**STATED GOAL:**
Write out the listing beneath this instruction in its entirety, exactly as it reads.

A block of data
— START —

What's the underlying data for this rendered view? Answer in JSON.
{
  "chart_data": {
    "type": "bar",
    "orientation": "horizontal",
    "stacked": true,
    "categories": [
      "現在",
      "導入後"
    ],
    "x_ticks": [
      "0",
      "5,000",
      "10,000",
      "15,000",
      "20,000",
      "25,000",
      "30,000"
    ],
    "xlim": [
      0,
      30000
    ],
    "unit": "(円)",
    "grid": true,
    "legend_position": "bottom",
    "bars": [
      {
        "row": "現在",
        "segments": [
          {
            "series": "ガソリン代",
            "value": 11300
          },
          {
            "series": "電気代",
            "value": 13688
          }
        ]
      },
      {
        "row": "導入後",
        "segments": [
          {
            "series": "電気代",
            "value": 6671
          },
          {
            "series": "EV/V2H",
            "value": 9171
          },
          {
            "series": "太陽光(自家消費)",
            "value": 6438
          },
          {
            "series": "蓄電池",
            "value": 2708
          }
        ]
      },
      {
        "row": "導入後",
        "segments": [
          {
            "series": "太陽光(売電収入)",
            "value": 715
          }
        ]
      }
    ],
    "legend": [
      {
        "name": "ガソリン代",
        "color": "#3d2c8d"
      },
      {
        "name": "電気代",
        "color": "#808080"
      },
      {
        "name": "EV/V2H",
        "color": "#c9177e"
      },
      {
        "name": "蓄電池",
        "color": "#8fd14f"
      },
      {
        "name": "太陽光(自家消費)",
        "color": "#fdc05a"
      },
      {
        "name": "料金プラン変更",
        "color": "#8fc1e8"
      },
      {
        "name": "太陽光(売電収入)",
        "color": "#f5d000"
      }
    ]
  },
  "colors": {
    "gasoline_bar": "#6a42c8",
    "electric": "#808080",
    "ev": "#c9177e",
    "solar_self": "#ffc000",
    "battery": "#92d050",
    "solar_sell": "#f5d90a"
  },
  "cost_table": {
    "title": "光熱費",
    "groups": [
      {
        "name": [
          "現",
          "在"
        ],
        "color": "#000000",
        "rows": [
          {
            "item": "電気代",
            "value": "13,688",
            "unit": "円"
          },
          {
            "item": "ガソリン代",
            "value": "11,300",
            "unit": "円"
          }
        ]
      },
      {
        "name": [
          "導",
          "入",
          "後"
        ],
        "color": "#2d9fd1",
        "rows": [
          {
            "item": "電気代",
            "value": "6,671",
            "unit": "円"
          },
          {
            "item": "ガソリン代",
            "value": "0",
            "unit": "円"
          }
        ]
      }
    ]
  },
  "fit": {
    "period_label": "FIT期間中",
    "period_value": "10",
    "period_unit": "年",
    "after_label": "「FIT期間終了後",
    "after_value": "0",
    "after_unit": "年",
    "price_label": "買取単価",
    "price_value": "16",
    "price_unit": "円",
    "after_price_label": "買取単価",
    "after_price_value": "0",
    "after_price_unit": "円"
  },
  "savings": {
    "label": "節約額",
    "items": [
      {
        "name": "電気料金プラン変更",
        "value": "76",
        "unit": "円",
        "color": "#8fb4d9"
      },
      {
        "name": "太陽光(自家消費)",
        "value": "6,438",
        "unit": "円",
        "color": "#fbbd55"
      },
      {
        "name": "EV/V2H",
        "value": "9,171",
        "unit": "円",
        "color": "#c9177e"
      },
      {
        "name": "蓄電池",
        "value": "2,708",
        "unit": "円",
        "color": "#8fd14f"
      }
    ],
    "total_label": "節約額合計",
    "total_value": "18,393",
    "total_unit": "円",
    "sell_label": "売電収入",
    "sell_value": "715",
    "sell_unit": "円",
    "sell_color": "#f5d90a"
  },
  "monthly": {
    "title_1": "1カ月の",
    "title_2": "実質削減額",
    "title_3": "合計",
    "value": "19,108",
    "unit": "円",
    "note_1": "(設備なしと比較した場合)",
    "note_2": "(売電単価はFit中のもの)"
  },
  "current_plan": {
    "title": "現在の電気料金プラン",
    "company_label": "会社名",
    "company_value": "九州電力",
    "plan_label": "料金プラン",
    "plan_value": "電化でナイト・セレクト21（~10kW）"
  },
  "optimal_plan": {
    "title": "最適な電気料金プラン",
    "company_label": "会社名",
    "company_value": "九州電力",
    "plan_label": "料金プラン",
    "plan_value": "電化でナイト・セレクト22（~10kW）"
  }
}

— END —

**RESPONSE BELOW:**
What's the underlying data for this rendered view? Answer in JSON.
{
  "chart_data": {
    "type": "bar",
    "orientation": "horizontal",
    "stacked": true,
    "categories": [
      "現在",
      "導入後"
    ],
    "x_ticks": [
      "0",
      "5,000",
      "10,000",
      "15,000",
      "20,000",
      "25,000",
      "30,000"
    ],
    "xlim": [
      0,
      30000
    ],
    "unit": "(円)",
    "grid": true,
    "legend_position": "bottom",
    "bars": [
      {
        "row": "現在",
        "segments": [
          {
            "series": "ガソリン代",
            "value": 11300
          },
          {
            "series": "電気代",
            "value": 13688
          }
        ]
      },
      {
        "row": "導入後",
        "segments": [
          {
            "series": "電気代",
            "value": 6671
          },
          {
            "series": "EV/V2H",
            "value": 9171
          },
          {
            "series": "太陽光(自家消費)",
            "value": 6438
          },
          {
            "series": "蓄電池",
            "value": 2708
          }
        ]
      },
      {
        "row": "導入後",
        "segments": [
          {
            "series": "太陽光(売電収入)",
            "value": 715
          }
        ]
      }
    ],
    "legend": [
      {
        "name": "ガソリン代",
        "color": "#3d2c8d"
      },
      {
        "name": "電気代",
        "color": "#808080"
      },
      {
        "name": "EV/V2H",
        "color": "#c9177e"
      },
      {
        "name": "蓄電池",
        "color": "#8fd14f"
      },
      {
        "name": "太陽光(自家消費)",
        "color": "#fdc05a"
      },
      {
        "name": "料金プラン変更",
        "color": "#8fc1e8"
      },
      {
        "name": "太陽光(売電収入)",
        "color": "#f5d000"
      }
    ]
  },
  "colors": {
    "gasoline_bar": "#6a42c8",
    "electric": "#808080",
    "ev": "#c9177e",
    "solar_self": "#ffc000",
    "battery": "#92d050",
    "solar_sell": "#f5d90a"
  },
  "cost_table": {
    "title": "光熱費",
    "groups": [
      {
        "name": [
          "現",
          "在"
        ],
        "color": "#000000",
        "rows": [
          {
            "item": "電気代",
            "value": "13,688",
            "unit": "円"
          },
          {
            "item": "ガソリン代",
            "value": "11,300",
            "unit": "円"
          }
        ]
      },
      {
        "name": [
          "導",
          "入",
          "後"
        ],
        "color": "#2d9fd1",
        "rows": [
          {
            "item": "電気代",
            "value": "6,671",
            "unit": "円"
          },
          {
            "item": "ガソリン代",
            "value": "0",
            "unit": "円"
          }
        ]
      }
    ]
  },
  "fit": {
    "period_label": "FIT期間中",
    "period_value": "10",
    "period_unit": "年",
    "after_label": "「FIT期間終了後",
    "after_value": "0",
    "after_unit": "年",
    "price_label": "買取単価",
    "price_value": "16",
    "price_unit": "円",
    "after_price_label": "買取単価",
    "after_price_value": "0",
    "after_price_unit": "円"
  },
  "savings": {
    "label": "節約額",
    "items": [
      {
        "name": "電気料金プラン変更",
        "value": "76",
        "unit": "円",
        "color": "#8fb4d9"
      },
      {
        "name": "太陽光(自家消費)",
        "value": "6,438",
        "unit": "円",
        "color": "#fbbd55"
      },
      {
        "name": "EV/V2H",
        "value": "9,171",
        "unit": "円",
        "color": "#c9177e"
      },
      {
        "name": "蓄電池",
        "value": "2,708",
        "unit": "円",
        "color": "#8fd14f"
      }
    ],
    "total_label": "節約額合計",
    "total_value": "18,393",
    "total_unit": "円",
    "sell_label": "売電収入",
    "sell_value": "715",
    "sell_unit": "円",
    "sell_color": "#f5d90a"
  },
  "monthly": {
    "title_1": "1カ月の",
    "title_2": "実質削減額",
    "title_3": "合計",
    "value": "19,108",
    "unit": "円",
    "note_1": "(設備なしと比較した場合)",
    "note_2": "(売電単価はFit中のもの)"
  },
  "current_plan": {
    "title": "現在の電気料金プラン",
    "company_label": "会社名",
    "company_value": "九州電力",
    "plan_label": "料金プラン",
    "plan_value": "電化でナイト・セレクト21（~10kW）"
  },
  "optimal_plan": {
    "title": "最適な電気料金プラン",
    "company_label": "会社名",
    "company_value": "九州電力",
    "plan_label": "料金プラン",
    "plan_value": "電化でナイト・セレクト22（~10kW）"
  }
}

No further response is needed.